>> start SOURCE MATERIAL

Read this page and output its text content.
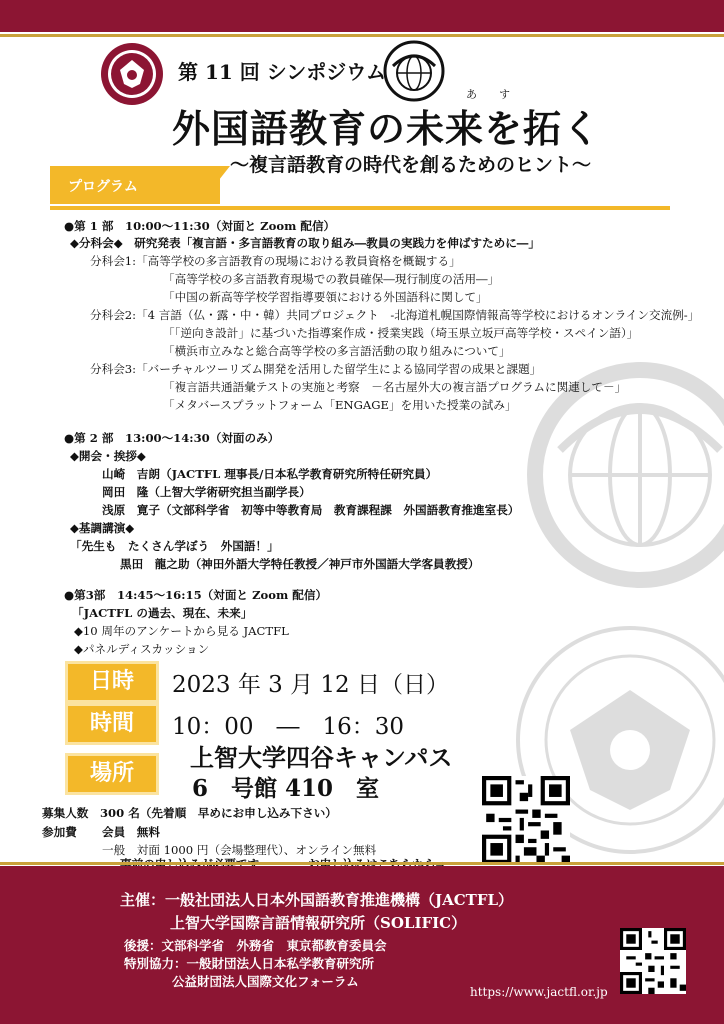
第 11 回 シンポジウム
あ　　す
外国語教育の未来を拓く
～複言語教育の時代を創るためのヒント～
プログラム
●第 1 部　10:00～11:30（対面と Zoom 配信）
◆分科会◆　研究発表「複言語・多言語教育の取り組み―教員の実践力を伸ばすために―」
分科会1:「高等学校の多言語教育の現場における教員資格を概観する」
「高等学校の多言語教育現場での教員確保―現行制度の活用―」
「中国の新高等学校学習指導要領における外国語科に関して」
分科会2:「4 言語（仏・露・中・韓）共同プロジェクト　-北海道札幌国際情報高等学校におけるオンライン交流例-」
「「逆向き設計」に基づいた指導案作成・授業実践（埼玉県立坂戸高等学校・スペイン語）」
「横浜市立みなと総合高等学校の多言語活動の取り組みについて」
分科会3:「バーチャルツーリズム開発を活用した留学生による協同学習の成果と課題」
「複言語共通語彙テストの実施と考察　－名古屋外大の複言語プログラムに関連して－」
「メタバースプラットフォーム「ENGAGE」を用いた授業の試み」
●第 2 部　13:00～14:30（対面のみ）
◆開会・挨拶◆
山崎　吉朗（JACTFL 理事長/日本私学教育研究所特任研究員）
岡田　隆（上智大学術研究担当副学長）
浅原　寛子（文部科学省　初等中等教育局　教育課程課　外国語教育推進室長）
◆基調講演◆
「先生も　たくさん学ぼう　外国語！」
黒田　龍之助（神田外語大学特任教授／神戸市外国語大学客員教授）
●第3部　14:45～16:15（対面と Zoom 配信）
「JACTFL の過去、現在、未来」
◆10 周年のアンケートから見る JACTFL
◆パネルディスカッション
日時	2023 年 3 月 12 日（日）
時間	10：00　―　16：30
場所
上智大学四谷キャンパス
6　号館 410　室
募集人数　300 名（先着順　早めにお申し込み下さい）
参加費 会員　無料
一般　対面 1000 円（会場整理代）、オンライン無料
主催：一般社団法人日本外国語教育推進機構（JACTFL）
上智大学国際言語情報研究所（SOLIFIC）
後援：文部科学省　外務省　東京都教育委員会
特別協力：一般財団法人日本私学教育研究所
公益財団法人国際文化フォーラム
https://www.jactfl.or.jp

>> end SOURCE MATERIAL

OBJECTIVE: Copy every record character for character. Skip the pictures.

FULL ANSWER:
Read this page and output its text content.
第 11 回 シンポジウム
あ　　す
外国語教育の未来を拓く
～複言語教育の時代を創るためのヒント～
プログラム
●第 1 部　10:00～11:30（対面と Zoom 配信）
◆分科会◆　研究発表「複言語・多言語教育の取り組み―教員の実践力を伸ばすために―」
分科会1:「高等学校の多言語教育の現場における教員資格を概観する」
「高等学校の多言語教育現場での教員確保―現行制度の活用―」
「中国の新高等学校学習指導要領における外国語科に関して」
分科会2:「4 言語（仏・露・中・韓）共同プロジェクト　-北海道札幌国際情報高等学校におけるオンライン交流例-」
「「逆向き設計」に基づいた指導案作成・授業実践（埼玉県立坂戸高等学校・スペイン語）」
「横浜市立みなと総合高等学校の多言語活動の取り組みについて」
分科会3:「バーチャルツーリズム開発を活用した留学生による協同学習の成果と課題」
「複言語共通語彙テストの実施と考察　－名古屋外大の複言語プログラムに関連して－」
「メタバースプラットフォーム「ENGAGE」を用いた授業の試み」
●第 2 部　13:00～14:30（対面のみ）
◆開会・挨拶◆
山崎　吉朗（JACTFL 理事長/日本私学教育研究所特任研究員）
岡田　隆（上智大学術研究担当副学長）
浅原　寛子（文部科学省　初等中等教育局　教育課程課　外国語教育推進室長）
◆基調講演◆
「先生も　たくさん学ぼう　外国語！」
黒田　龍之助（神田外語大学特任教授／神戸市外国語大学客員教授）
●第3部　14:45～16:15（対面と Zoom 配信）
「JACTFL の過去、現在、未来」
◆10 周年のアンケートから見る JACTFL
◆パネルディスカッション
日時	2023 年 3 月 12 日（日）
時間	10：00　―　16：30
場所
上智大学四谷キャンパス
6　号館 410　室
募集人数　300 名（先着順　早めにお申し込み下さい）
参加費 会員　無料
一般　対面 1000 円（会場整理代）、オンライン無料
主催：一般社団法人日本外国語教育推進機構（JACTFL）
上智大学国際言語情報研究所（SOLIFIC）
後援：文部科学省　外務省　東京都教育委員会
特別協力：一般財団法人日本私学教育研究所
公益財団法人国際文化フォーラム
https://www.jactfl.or.jp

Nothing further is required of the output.